→ Records:
· · · · · · ·

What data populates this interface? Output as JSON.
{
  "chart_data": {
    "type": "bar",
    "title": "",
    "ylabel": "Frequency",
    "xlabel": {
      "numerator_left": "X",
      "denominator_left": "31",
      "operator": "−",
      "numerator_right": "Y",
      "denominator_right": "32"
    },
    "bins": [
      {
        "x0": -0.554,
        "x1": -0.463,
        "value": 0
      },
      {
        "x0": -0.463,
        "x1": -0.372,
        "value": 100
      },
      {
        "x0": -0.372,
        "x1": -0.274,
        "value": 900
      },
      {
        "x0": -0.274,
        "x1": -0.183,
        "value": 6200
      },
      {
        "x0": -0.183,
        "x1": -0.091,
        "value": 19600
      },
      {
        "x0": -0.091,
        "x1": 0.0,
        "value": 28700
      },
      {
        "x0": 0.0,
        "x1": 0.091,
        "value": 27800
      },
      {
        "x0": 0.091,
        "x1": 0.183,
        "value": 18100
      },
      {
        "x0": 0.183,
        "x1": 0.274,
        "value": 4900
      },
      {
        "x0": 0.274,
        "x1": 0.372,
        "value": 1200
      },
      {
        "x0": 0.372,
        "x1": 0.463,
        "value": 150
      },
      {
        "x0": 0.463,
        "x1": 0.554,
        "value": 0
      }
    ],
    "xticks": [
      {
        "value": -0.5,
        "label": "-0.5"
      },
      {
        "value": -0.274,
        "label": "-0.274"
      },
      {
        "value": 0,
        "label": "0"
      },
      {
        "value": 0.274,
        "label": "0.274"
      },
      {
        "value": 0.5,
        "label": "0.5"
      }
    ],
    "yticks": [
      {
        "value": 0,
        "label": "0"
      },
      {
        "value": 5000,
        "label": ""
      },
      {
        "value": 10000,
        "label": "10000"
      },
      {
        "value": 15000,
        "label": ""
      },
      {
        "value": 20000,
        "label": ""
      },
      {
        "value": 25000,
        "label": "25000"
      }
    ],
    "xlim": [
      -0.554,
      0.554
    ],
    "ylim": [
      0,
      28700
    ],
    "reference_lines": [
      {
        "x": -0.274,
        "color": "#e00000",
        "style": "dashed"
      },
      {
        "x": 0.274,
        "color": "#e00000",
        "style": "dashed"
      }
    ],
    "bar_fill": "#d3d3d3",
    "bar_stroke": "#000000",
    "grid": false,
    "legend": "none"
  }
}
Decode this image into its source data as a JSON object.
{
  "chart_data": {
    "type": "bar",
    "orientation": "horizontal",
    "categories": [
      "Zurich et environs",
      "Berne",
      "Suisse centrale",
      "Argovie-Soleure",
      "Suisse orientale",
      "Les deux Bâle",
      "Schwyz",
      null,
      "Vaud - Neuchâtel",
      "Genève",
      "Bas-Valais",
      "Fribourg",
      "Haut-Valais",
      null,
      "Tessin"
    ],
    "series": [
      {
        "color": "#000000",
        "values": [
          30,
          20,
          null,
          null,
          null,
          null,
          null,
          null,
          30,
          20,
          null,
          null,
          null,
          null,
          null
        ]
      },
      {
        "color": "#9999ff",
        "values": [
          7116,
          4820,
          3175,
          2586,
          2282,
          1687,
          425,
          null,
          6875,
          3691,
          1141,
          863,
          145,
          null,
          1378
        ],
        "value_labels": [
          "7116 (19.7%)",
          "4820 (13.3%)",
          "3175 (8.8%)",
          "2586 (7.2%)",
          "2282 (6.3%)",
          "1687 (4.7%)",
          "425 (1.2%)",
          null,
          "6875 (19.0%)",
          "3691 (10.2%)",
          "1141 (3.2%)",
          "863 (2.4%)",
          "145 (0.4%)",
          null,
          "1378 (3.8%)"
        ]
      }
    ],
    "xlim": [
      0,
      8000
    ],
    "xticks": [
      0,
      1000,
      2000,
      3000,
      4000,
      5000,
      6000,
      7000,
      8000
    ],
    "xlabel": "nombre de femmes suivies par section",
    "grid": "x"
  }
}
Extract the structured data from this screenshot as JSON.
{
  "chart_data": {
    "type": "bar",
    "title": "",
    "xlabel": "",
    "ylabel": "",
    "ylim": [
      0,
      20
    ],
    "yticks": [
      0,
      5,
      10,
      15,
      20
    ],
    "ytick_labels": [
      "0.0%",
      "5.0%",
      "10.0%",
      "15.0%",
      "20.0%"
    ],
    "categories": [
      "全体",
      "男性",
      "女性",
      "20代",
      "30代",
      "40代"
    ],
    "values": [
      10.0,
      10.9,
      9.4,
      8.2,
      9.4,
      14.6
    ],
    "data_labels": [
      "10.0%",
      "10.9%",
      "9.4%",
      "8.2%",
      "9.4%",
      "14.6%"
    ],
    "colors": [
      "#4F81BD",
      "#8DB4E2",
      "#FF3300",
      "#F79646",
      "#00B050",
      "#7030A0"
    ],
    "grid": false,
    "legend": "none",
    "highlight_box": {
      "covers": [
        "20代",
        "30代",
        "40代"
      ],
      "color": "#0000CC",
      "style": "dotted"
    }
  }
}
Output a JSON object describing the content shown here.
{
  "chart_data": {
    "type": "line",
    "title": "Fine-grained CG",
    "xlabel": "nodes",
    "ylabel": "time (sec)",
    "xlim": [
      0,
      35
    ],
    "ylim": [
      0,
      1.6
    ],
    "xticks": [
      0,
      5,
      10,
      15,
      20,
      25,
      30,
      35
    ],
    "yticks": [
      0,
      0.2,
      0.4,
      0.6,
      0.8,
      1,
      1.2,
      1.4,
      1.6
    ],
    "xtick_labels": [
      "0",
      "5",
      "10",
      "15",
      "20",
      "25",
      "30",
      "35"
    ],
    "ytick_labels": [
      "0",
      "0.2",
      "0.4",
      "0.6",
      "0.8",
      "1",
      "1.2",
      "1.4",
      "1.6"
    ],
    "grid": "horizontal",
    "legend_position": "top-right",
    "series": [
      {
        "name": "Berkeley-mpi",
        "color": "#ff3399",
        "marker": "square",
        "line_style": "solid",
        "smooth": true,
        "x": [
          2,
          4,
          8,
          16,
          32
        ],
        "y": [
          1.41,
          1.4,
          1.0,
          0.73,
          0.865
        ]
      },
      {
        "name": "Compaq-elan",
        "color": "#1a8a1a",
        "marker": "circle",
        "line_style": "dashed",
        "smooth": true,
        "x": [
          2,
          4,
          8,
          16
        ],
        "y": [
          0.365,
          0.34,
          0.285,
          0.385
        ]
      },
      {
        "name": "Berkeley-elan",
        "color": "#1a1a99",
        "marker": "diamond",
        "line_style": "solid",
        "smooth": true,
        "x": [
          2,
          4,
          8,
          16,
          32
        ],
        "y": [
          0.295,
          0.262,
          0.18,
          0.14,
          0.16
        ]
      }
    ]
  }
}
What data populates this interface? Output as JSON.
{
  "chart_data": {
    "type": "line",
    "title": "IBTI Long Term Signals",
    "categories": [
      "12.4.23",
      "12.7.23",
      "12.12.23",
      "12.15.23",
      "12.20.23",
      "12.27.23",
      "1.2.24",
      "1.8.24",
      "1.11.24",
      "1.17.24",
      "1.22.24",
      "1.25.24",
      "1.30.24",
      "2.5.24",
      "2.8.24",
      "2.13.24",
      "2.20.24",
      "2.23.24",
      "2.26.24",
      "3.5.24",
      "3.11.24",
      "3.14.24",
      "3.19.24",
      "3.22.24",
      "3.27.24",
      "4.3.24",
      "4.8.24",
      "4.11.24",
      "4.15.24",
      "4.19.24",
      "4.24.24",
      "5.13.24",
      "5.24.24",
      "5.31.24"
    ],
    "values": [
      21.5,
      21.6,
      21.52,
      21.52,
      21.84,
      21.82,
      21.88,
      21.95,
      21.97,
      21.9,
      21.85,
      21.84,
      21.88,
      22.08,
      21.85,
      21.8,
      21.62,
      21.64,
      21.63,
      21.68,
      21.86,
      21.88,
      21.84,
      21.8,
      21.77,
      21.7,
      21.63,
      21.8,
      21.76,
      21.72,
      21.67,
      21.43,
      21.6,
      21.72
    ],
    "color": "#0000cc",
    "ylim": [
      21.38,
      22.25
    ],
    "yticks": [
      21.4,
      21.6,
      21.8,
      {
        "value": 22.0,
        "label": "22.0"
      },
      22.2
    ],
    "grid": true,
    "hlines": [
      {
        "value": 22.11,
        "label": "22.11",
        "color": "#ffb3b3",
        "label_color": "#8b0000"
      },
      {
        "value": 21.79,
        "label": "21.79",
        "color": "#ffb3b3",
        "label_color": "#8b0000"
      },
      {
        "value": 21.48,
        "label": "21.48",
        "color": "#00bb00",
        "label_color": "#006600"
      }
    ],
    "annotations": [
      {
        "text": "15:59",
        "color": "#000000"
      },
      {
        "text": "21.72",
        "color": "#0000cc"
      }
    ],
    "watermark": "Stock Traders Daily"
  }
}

· · · · · · ·

Only lines that contain the word "object" are wanted; copy each of them.

→ Full answer:
Decode this image into its source data as a JSON object.
Output a JSON object describing the content shown here.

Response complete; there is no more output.